◆ **DIRECTION**:
Copy the records below exactly as they appear.

Records from a dataset:
[start]
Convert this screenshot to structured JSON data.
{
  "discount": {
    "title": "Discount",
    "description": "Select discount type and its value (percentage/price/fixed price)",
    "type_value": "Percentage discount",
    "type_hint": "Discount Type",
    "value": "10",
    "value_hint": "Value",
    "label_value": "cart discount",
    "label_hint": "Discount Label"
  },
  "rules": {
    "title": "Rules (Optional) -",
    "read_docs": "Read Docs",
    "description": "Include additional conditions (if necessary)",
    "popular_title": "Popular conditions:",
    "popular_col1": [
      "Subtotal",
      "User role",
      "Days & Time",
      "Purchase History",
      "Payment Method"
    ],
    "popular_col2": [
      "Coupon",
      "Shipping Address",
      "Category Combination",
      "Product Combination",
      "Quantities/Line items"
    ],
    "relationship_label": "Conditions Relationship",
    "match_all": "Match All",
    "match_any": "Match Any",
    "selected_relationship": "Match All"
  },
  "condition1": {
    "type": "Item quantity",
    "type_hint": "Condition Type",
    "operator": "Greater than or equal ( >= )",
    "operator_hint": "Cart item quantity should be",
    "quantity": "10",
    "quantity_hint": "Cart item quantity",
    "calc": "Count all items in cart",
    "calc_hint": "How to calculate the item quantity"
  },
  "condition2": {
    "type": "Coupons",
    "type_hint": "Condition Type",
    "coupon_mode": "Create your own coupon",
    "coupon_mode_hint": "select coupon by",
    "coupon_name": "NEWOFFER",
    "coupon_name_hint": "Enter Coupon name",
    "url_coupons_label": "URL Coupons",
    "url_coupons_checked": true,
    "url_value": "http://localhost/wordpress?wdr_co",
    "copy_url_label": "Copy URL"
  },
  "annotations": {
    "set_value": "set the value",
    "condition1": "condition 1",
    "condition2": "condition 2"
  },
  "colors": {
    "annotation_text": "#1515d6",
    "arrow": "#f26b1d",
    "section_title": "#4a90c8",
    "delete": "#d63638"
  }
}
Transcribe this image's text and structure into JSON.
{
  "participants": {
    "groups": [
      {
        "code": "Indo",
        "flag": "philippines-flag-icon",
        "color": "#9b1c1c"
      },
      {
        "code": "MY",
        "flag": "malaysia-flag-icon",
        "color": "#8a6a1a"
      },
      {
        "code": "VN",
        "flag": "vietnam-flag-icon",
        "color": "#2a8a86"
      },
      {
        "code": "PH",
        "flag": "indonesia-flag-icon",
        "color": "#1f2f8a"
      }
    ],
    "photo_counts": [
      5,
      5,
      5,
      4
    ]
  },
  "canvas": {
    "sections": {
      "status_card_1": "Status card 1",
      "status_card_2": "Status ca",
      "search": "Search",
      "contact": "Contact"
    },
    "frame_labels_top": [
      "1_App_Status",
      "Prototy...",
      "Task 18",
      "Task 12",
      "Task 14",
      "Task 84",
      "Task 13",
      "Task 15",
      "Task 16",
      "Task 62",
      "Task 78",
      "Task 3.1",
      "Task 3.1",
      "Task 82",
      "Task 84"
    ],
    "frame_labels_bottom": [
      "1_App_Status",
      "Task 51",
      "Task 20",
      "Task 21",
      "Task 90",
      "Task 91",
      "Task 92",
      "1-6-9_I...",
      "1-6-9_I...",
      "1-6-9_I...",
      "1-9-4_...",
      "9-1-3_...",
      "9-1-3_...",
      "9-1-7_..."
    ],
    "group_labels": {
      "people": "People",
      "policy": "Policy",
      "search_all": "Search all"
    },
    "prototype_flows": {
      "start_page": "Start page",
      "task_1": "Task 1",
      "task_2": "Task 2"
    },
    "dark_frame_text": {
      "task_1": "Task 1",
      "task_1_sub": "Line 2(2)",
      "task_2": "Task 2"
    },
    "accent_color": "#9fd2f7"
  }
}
[end]
◆ **THE ANSWER**:
Convert this screenshot to structured JSON data.
{
  "discount": {
    "title": "Discount",
    "description": "Select discount type and its value (percentage/price/fixed price)",
    "type_value": "Percentage discount",
    "type_hint": "Discount Type",
    "value": "10",
    "value_hint": "Value",
    "label_value": "cart discount",
    "label_hint": "Discount Label"
  },
  "rules": {
    "title": "Rules (Optional) -",
    "read_docs": "Read Docs",
    "description": "Include additional conditions (if necessary)",
    "popular_title": "Popular conditions:",
    "popular_col1": [
      "Subtotal",
      "User role",
      "Days & Time",
      "Purchase History",
      "Payment Method"
    ],
    "popular_col2": [
      "Coupon",
      "Shipping Address",
      "Category Combination",
      "Product Combination",
      "Quantities/Line items"
    ],
    "relationship_label": "Conditions Relationship",
    "match_all": "Match All",
    "match_any": "Match Any",
    "selected_relationship": "Match All"
  },
  "condition1": {
    "type": "Item quantity",
    "type_hint": "Condition Type",
    "operator": "Greater than or equal ( >= )",
    "operator_hint": "Cart item quantity should be",
    "quantity": "10",
    "quantity_hint": "Cart item quantity",
    "calc": "Count all items in cart",
    "calc_hint": "How to calculate the item quantity"
  },
  "condition2": {
    "type": "Coupons",
    "type_hint": "Condition Type",
    "coupon_mode": "Create your own coupon",
    "coupon_mode_hint": "select coupon by",
    "coupon_name": "NEWOFFER",
    "coupon_name_hint": "Enter Coupon name",
    "url_coupons_label": "URL Coupons",
    "url_coupons_checked": true,
    "url_value": "http://localhost/wordpress?wdr_co",
    "copy_url_label": "Copy URL"
  },
  "annotations": {
    "set_value": "set the value",
    "condition1": "condition 1",
    "condition2": "condition 2"
  },
  "colors": {
    "annotation_text": "#1515d6",
    "arrow": "#f26b1d",
    "section_title": "#4a90c8",
    "delete": "#d63638"
  }
}
Transcribe this image's text and structure into JSON.
{
  "participants": {
    "groups": [
      {
        "code": "Indo",
        "flag": "philippines-flag-icon",
        "color": "#9b1c1c"
      },
      {
        "code": "MY",
        "flag": "malaysia-flag-icon",
        "color": "#8a6a1a"
      },
      {
        "code": "VN",
        "flag": "vietnam-flag-icon",
        "color": "#2a8a86"
      },
      {
        "code": "PH",
        "flag": "indonesia-flag-icon",
        "color": "#1f2f8a"
      }
    ],
    "photo_counts": [
      5,
      5,
      5,
      4
    ]
  },
  "canvas": {
    "sections": {
      "status_card_1": "Status card 1",
      "status_card_2": "Status ca",
      "search": "Search",
      "contact": "Contact"
    },
    "frame_labels_top": [
      "1_App_Status",
      "Prototy...",
      "Task 18",
      "Task 12",
      "Task 14",
      "Task 84",
      "Task 13",
      "Task 15",
      "Task 16",
      "Task 62",
      "Task 78",
      "Task 3.1",
      "Task 3.1",
      "Task 82",
      "Task 84"
    ],
    "frame_labels_bottom": [
      "1_App_Status",
      "Task 51",
      "Task 20",
      "Task 21",
      "Task 90",
      "Task 91",
      "Task 92",
      "1-6-9_I...",
      "1-6-9_I...",
      "1-6-9_I...",
      "1-9-4_...",
      "9-1-3_...",
      "9-1-3_...",
      "9-1-7_..."
    ],
    "group_labels": {
      "people": "People",
      "policy": "Policy",
      "search_all": "Search all"
    },
    "prototype_flows": {
      "start_page": "Start page",
      "task_1": "Task 1",
      "task_2": "Task 2"
    },
    "dark_frame_text": {
      "task_1": "Task 1",
      "task_1_sub": "Line 2(2)",
      "task_2": "Task 2"
    },
    "accent_color": "#9fd2f7"
  }
}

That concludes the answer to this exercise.